(Dataset items)
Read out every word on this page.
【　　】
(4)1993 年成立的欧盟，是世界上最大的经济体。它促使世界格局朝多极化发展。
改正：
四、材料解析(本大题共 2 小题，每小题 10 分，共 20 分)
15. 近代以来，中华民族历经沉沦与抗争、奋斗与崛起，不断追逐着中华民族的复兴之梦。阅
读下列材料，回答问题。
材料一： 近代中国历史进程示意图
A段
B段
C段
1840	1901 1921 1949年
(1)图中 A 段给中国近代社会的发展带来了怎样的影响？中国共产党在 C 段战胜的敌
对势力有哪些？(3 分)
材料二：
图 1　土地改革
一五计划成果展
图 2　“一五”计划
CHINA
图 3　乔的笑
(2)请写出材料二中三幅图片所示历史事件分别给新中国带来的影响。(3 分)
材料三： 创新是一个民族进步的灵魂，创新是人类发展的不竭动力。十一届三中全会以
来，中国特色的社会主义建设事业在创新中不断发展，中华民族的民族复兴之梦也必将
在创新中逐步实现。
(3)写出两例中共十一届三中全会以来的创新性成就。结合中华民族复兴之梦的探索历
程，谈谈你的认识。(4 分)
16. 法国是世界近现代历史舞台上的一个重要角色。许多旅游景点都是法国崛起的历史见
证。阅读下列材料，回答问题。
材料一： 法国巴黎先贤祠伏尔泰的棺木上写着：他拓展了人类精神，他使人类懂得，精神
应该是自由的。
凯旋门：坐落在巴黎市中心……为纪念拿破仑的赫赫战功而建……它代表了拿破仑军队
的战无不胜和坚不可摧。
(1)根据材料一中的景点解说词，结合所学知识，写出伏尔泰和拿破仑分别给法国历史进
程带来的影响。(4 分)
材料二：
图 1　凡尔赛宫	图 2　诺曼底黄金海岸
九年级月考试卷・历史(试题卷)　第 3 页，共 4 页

(Your task):
Reproduce the material exactly, with every line intact.

(Response below):
Read out every word on this page.
【　　】
(4)1993 年成立的欧盟，是世界上最大的经济体。它促使世界格局朝多极化发展。
改正：
四、材料解析(本大题共 2 小题，每小题 10 分，共 20 分)
15. 近代以来，中华民族历经沉沦与抗争、奋斗与崛起，不断追逐着中华民族的复兴之梦。阅
读下列材料，回答问题。
材料一： 近代中国历史进程示意图
A段
B段
C段
1840	1901 1921 1949年
(1)图中 A 段给中国近代社会的发展带来了怎样的影响？中国共产党在 C 段战胜的敌
对势力有哪些？(3 分)
材料二：
图 1　土地改革
一五计划成果展
图 2　“一五”计划
CHINA
图 3　乔的笑
(2)请写出材料二中三幅图片所示历史事件分别给新中国带来的影响。(3 分)
材料三： 创新是一个民族进步的灵魂，创新是人类发展的不竭动力。十一届三中全会以
来，中国特色的社会主义建设事业在创新中不断发展，中华民族的民族复兴之梦也必将
在创新中逐步实现。
(3)写出两例中共十一届三中全会以来的创新性成就。结合中华民族复兴之梦的探索历
程，谈谈你的认识。(4 分)
16. 法国是世界近现代历史舞台上的一个重要角色。许多旅游景点都是法国崛起的历史见
证。阅读下列材料，回答问题。
材料一： 法国巴黎先贤祠伏尔泰的棺木上写着：他拓展了人类精神，他使人类懂得，精神
应该是自由的。
凯旋门：坐落在巴黎市中心……为纪念拿破仑的赫赫战功而建……它代表了拿破仑军队
的战无不胜和坚不可摧。
(1)根据材料一中的景点解说词，结合所学知识，写出伏尔泰和拿破仑分别给法国历史进
程带来的影响。(4 分)
材料二：
图 1　凡尔赛宫	图 2　诺曼底黄金海岸
九年级月考试卷・历史(试题卷)　第 3 页，共 4 页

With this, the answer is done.